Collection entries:
- - -
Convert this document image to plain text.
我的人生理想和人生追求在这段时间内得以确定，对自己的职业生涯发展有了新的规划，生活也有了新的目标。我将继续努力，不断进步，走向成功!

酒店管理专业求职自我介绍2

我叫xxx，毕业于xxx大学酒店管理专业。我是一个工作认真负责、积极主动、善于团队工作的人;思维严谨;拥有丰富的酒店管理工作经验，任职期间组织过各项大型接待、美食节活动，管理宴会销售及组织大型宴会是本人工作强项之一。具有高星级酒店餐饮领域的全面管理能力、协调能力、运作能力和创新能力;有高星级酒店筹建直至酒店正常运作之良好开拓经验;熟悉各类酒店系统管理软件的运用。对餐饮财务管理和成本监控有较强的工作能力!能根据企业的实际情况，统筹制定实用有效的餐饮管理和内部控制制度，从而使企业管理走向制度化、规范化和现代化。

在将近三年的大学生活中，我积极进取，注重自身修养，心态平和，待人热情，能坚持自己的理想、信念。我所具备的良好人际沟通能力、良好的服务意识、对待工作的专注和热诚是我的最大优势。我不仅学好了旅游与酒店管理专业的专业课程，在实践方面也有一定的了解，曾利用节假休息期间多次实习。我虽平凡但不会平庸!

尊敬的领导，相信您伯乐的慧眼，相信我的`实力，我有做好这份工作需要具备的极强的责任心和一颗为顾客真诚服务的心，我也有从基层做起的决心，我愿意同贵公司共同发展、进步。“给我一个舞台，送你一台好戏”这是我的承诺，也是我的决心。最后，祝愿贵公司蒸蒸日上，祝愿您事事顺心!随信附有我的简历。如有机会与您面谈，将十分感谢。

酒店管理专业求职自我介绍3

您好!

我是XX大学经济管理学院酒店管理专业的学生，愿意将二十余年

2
- - -
_Instructions for the task_:
Print out the whole listing exactly as it appears.

_Result for this task_:
Convert this document image to plain text.
我的人生理想和人生追求在这段时间内得以确定，对自己的职业生涯发展有了新的规划，生活也有了新的目标。我将继续努力，不断进步，走向成功!

酒店管理专业求职自我介绍2

我叫xxx，毕业于xxx大学酒店管理专业。我是一个工作认真负责、积极主动、善于团队工作的人;思维严谨;拥有丰富的酒店管理工作经验，任职期间组织过各项大型接待、美食节活动，管理宴会销售及组织大型宴会是本人工作强项之一。具有高星级酒店餐饮领域的全面管理能力、协调能力、运作能力和创新能力;有高星级酒店筹建直至酒店正常运作之良好开拓经验;熟悉各类酒店系统管理软件的运用。对餐饮财务管理和成本监控有较强的工作能力!能根据企业的实际情况，统筹制定实用有效的餐饮管理和内部控制制度，从而使企业管理走向制度化、规范化和现代化。

在将近三年的大学生活中，我积极进取，注重自身修养，心态平和，待人热情，能坚持自己的理想、信念。我所具备的良好人际沟通能力、良好的服务意识、对待工作的专注和热诚是我的最大优势。我不仅学好了旅游与酒店管理专业的专业课程，在实践方面也有一定的了解，曾利用节假休息期间多次实习。我虽平凡但不会平庸!

尊敬的领导，相信您伯乐的慧眼，相信我的`实力，我有做好这份工作需要具备的极强的责任心和一颗为顾客真诚服务的心，我也有从基层做起的决心，我愿意同贵公司共同发展、进步。“给我一个舞台，送你一台好戏”这是我的承诺，也是我的决心。最后，祝愿贵公司蒸蒸日上，祝愿您事事顺心!随信附有我的简历。如有机会与您面谈，将十分感谢。

酒店管理专业求职自我介绍3

您好!

我是XX大学经济管理学院酒店管理专业的学生，愿意将二十余年

2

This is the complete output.